_WORK TO BE COMPLETED_
Your reply should be one number: the count of lines holding the word "Philip".

● ● ●

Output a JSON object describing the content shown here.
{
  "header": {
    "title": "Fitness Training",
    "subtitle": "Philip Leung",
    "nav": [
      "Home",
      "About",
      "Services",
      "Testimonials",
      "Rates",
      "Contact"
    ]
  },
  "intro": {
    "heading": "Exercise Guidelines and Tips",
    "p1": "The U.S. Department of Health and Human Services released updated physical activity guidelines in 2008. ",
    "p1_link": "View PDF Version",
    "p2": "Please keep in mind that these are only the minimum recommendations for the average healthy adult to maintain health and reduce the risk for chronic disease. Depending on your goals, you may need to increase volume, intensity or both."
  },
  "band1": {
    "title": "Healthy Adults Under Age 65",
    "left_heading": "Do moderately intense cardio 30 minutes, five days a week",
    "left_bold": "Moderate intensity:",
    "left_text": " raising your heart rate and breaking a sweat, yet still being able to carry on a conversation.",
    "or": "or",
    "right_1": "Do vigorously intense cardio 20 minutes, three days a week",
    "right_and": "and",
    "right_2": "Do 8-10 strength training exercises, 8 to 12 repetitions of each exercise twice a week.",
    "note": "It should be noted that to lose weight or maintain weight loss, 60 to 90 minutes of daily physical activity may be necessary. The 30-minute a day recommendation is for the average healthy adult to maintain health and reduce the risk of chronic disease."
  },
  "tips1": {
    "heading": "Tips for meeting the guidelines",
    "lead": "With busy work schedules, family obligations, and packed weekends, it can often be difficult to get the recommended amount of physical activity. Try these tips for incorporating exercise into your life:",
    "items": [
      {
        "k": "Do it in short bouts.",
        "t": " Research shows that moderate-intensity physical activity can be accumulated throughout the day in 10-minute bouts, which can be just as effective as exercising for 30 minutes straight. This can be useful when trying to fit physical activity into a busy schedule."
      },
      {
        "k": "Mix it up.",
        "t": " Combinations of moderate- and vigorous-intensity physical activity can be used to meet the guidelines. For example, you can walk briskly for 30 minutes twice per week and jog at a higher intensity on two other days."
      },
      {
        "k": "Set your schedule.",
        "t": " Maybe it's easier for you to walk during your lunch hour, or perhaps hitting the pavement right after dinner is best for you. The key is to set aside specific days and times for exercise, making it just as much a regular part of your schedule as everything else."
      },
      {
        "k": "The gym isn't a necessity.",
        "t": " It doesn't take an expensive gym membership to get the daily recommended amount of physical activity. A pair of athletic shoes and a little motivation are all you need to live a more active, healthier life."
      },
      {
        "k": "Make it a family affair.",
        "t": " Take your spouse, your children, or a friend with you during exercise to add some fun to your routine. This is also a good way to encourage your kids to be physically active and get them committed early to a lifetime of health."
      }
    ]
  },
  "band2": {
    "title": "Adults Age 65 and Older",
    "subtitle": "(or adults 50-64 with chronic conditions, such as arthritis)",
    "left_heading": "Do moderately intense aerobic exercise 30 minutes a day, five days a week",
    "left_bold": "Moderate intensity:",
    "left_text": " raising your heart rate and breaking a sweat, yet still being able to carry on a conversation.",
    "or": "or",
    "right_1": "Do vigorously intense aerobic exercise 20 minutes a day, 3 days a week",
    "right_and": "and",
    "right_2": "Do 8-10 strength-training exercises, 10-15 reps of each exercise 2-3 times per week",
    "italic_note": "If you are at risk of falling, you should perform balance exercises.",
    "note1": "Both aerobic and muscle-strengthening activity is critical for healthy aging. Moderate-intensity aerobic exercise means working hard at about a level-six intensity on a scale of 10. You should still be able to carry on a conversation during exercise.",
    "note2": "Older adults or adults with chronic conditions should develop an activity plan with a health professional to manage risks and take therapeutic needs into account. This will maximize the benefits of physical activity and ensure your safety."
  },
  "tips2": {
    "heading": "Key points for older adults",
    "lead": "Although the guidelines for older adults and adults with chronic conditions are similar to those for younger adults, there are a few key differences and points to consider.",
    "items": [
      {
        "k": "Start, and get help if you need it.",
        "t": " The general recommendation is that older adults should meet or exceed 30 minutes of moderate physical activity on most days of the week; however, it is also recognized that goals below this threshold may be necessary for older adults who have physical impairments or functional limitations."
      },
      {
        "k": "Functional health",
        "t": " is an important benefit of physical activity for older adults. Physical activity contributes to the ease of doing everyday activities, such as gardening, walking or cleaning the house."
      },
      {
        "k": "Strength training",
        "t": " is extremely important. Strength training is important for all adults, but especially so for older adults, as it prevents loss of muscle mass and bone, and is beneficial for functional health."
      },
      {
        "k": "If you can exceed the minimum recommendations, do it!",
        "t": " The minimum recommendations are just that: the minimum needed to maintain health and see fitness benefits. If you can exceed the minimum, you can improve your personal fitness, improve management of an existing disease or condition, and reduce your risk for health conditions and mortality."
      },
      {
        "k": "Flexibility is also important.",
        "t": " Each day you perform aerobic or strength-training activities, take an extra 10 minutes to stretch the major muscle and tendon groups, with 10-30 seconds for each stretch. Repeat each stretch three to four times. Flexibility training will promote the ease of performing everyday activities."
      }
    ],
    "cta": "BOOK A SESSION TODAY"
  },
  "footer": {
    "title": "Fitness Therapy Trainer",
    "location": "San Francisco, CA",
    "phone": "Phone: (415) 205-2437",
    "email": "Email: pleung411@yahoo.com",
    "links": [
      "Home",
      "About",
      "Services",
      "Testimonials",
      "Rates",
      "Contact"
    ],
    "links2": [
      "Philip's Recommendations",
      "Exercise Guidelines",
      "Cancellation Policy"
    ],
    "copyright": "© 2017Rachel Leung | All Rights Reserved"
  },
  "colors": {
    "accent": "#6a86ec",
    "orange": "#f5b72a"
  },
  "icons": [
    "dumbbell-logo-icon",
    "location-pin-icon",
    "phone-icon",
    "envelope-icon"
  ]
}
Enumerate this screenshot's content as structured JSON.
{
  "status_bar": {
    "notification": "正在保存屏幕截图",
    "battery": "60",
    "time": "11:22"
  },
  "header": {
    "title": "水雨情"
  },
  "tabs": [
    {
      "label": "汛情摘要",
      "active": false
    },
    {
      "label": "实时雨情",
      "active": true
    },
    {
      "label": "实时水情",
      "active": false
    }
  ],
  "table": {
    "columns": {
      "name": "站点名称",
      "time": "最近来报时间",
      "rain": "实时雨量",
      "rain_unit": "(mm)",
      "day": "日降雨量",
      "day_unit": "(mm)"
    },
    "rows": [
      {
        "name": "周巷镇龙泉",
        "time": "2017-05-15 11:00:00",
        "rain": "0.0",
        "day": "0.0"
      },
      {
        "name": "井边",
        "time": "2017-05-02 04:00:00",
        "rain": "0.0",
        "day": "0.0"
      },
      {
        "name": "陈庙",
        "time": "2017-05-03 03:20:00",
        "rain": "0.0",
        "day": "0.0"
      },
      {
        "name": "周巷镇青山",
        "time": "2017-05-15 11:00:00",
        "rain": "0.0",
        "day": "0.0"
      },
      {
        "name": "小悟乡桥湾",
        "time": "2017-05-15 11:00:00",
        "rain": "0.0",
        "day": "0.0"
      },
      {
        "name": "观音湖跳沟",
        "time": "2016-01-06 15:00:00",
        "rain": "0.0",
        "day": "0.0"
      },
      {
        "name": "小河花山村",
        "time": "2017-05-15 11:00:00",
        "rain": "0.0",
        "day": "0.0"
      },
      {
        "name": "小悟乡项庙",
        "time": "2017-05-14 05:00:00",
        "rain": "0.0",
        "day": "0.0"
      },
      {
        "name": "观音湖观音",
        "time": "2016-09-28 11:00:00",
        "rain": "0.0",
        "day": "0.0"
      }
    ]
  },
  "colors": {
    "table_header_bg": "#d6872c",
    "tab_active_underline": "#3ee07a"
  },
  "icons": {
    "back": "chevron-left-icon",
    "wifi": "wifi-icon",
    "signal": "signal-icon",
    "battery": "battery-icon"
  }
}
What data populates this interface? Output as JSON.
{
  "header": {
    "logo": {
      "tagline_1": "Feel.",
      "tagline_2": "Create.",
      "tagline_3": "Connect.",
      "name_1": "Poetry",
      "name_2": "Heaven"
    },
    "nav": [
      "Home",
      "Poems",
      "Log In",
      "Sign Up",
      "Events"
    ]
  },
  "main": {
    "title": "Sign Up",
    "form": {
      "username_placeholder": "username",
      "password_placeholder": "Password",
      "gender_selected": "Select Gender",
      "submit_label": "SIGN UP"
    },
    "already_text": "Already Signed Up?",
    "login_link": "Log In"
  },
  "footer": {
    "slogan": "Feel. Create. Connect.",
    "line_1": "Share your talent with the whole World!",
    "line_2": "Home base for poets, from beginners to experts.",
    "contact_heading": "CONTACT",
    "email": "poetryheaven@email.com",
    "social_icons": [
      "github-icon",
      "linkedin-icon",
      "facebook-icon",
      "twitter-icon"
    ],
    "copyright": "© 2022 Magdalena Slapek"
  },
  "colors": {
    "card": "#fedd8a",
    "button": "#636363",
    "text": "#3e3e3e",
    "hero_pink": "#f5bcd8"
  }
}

● ● ●

_CORRECT OUTPUT_
2